> Problem details:
Locate every line in the material below that has the word "environmental". Copy each of those lines.

Structured figure records:
○ ○ ○ ○ ○

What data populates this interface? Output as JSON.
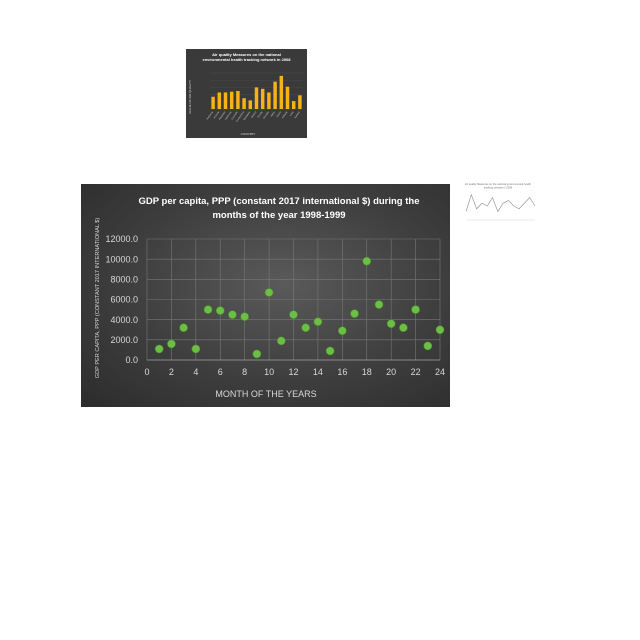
{
  "thumbnail_bar": {
    "title_line1": "Air quality Measures on the national",
    "title_line2": "environmental health tracking network in 2008",
    "ylabel": "VALUE OF AIR QUALITY",
    "xlabel": "COUNTRY",
    "categories": [
      "Alabama",
      "Arizona",
      "Arkansas",
      "California",
      "Colorado",
      "Connecticut",
      "Delaware",
      "District",
      "Florida",
      "Georgia",
      "Idaho",
      "Illinois",
      "Indiana",
      "Iowa",
      "Kansas"
    ],
    "values": [
      8.5,
      11.5,
      11.5,
      12,
      12.5,
      7.5,
      6,
      15,
      14,
      11.5,
      19,
      23,
      15.5,
      5.5,
      9.5
    ],
    "bar_color": "#f5b21b"
  },
  "thumbnail_line": {
    "title_line1": "Air quality Measures on the national environmental health",
    "title_line2": "tracking network in 2008",
    "values": [
      3,
      9,
      4,
      6,
      5,
      8,
      3,
      6,
      7,
      5,
      4,
      6,
      8,
      5
    ],
    "line_color": "#9a9a9a"
  },
  "chart_data": {
    "type": "scatter",
    "title": "GDP per capita, PPP (constant 2017 international $) during the months of the year 1998-1999",
    "title_line1": "GDP per capita, PPP (constant 2017 international $) during the",
    "title_line2": "months of the year 1998-1999",
    "xlabel": "MONTH OF THE YEARS",
    "ylabel": "GDP PER CAPITA, PPP (CONSTANT 2017 INTERNATIONAL $)",
    "xlim": [
      0,
      24
    ],
    "ylim": [
      0,
      12000
    ],
    "x_ticks": [
      "0",
      "2",
      "4",
      "6",
      "8",
      "10",
      "12",
      "14",
      "16",
      "18",
      "20",
      "22",
      "24"
    ],
    "y_ticks": [
      "0.0",
      "2000.0",
      "4000.0",
      "6000.0",
      "8000.0",
      "10000.0",
      "12000.0"
    ],
    "grid": true,
    "marker_color": "#6dbe45",
    "x": [
      1,
      2,
      3,
      4,
      5,
      6,
      7,
      8,
      9,
      10,
      11,
      12,
      13,
      14,
      15,
      16,
      17,
      18,
      19,
      20,
      21,
      22,
      23,
      24
    ],
    "y": [
      1100,
      1600,
      3200,
      1100,
      5000,
      4900,
      4500,
      4300,
      600,
      6700,
      1900,
      4500,
      3200,
      3800,
      900,
      2900,
      4600,
      9800,
      5500,
      3600,
      3200,
      5000,
      1400,
      3000
    ]
  }
}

○ ○ ○ ○ ○

> Answer:
    "title_line2": "environmental health tracking network in 2008",
    "title_line1": "Air quality Measures on the national environmental health",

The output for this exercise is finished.